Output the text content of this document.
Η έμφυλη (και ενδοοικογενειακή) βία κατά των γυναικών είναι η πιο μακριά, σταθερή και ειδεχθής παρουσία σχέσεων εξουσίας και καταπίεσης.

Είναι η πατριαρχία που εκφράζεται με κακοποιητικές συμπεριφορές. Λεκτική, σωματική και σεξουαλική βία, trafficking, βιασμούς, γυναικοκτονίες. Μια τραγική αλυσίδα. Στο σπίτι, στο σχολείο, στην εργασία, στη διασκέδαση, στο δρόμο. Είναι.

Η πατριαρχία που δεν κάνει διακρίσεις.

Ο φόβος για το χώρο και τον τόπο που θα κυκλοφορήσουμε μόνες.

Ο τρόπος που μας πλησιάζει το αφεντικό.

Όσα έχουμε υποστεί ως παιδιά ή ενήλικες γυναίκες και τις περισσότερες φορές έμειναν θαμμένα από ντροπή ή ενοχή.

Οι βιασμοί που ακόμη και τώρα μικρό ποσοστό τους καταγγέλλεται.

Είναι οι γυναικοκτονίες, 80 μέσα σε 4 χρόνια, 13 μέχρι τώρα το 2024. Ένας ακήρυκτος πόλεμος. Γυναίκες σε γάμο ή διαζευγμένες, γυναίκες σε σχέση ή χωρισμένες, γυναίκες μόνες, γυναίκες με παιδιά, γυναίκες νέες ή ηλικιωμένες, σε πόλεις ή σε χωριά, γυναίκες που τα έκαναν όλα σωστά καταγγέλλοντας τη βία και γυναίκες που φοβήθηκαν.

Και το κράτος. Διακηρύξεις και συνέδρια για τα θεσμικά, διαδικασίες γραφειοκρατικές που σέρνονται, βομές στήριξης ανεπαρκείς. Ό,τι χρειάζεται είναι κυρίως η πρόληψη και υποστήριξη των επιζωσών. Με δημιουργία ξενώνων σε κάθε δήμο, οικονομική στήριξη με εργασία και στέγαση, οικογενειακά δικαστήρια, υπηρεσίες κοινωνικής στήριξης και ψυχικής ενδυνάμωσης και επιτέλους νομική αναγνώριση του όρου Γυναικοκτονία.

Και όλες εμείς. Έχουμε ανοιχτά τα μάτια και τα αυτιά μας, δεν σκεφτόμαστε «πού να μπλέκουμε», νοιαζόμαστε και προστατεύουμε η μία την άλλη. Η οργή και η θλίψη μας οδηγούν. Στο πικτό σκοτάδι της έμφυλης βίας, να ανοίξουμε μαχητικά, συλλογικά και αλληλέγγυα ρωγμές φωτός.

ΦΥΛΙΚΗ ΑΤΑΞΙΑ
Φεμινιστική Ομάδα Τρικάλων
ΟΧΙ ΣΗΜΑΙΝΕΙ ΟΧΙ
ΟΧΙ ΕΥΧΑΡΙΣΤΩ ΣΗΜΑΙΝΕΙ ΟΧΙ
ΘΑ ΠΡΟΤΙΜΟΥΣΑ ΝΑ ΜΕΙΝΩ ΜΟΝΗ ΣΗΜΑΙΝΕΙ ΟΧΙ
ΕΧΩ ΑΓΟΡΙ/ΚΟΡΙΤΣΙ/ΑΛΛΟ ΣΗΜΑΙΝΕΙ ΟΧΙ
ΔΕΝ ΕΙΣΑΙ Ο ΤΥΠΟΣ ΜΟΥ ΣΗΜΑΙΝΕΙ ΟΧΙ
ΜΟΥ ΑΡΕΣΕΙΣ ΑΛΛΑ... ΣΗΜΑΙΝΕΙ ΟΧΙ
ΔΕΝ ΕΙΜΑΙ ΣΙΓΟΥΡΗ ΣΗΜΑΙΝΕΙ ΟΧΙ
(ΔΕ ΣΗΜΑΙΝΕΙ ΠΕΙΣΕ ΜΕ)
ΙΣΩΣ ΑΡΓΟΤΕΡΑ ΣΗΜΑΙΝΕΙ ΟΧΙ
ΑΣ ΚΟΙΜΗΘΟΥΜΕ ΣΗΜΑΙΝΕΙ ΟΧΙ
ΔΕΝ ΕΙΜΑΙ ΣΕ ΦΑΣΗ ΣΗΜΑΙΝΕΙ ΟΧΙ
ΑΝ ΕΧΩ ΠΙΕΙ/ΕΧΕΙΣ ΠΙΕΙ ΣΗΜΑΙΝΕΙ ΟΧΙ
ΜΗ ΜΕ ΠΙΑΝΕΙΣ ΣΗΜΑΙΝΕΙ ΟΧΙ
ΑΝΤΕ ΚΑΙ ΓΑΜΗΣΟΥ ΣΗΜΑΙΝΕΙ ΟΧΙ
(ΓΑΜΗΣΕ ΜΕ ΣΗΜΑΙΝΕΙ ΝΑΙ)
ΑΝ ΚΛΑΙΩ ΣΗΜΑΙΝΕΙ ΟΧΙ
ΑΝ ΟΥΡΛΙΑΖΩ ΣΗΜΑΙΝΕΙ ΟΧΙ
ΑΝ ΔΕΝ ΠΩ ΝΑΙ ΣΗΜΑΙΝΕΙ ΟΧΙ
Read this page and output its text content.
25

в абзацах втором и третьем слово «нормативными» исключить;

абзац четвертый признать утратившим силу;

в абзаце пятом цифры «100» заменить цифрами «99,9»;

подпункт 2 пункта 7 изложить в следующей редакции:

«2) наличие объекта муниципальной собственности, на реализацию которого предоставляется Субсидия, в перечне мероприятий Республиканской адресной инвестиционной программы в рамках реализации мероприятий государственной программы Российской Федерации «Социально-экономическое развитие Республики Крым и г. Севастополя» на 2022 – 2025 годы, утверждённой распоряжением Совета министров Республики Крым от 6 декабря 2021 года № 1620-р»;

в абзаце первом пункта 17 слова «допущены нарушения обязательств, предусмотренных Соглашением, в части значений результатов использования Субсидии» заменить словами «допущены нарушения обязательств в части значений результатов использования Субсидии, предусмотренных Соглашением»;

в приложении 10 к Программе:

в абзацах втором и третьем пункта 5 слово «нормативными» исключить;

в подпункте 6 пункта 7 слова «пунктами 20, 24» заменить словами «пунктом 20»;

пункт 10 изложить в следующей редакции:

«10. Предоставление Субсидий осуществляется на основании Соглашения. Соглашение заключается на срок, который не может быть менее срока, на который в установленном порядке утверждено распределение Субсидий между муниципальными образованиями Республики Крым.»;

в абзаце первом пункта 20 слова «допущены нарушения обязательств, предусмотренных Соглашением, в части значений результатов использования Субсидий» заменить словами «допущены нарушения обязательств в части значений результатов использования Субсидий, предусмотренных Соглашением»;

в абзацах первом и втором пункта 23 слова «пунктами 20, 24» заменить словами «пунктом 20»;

> _PROMPT_
Look through the listing and extract every line with "предусмотренных" in it.

> _WRITTEN ANSWER_
в абзаце первом пункта 17 слова «допущены нарушения обязательств, предусмотренных Соглашением, в части значений результатов использования Субсидии» заменить словами «допущены нарушения обязательств в части значений результатов использования Субсидии, предусмотренных Соглашением»;
в абзаце первом пункта 20 слова «допущены нарушения обязательств, предусмотренных Соглашением, в части значений результатов использования Субсидий» заменить словами «допущены нарушения обязательств в части значений результатов использования Субсидий, предусмотренных Соглашением»;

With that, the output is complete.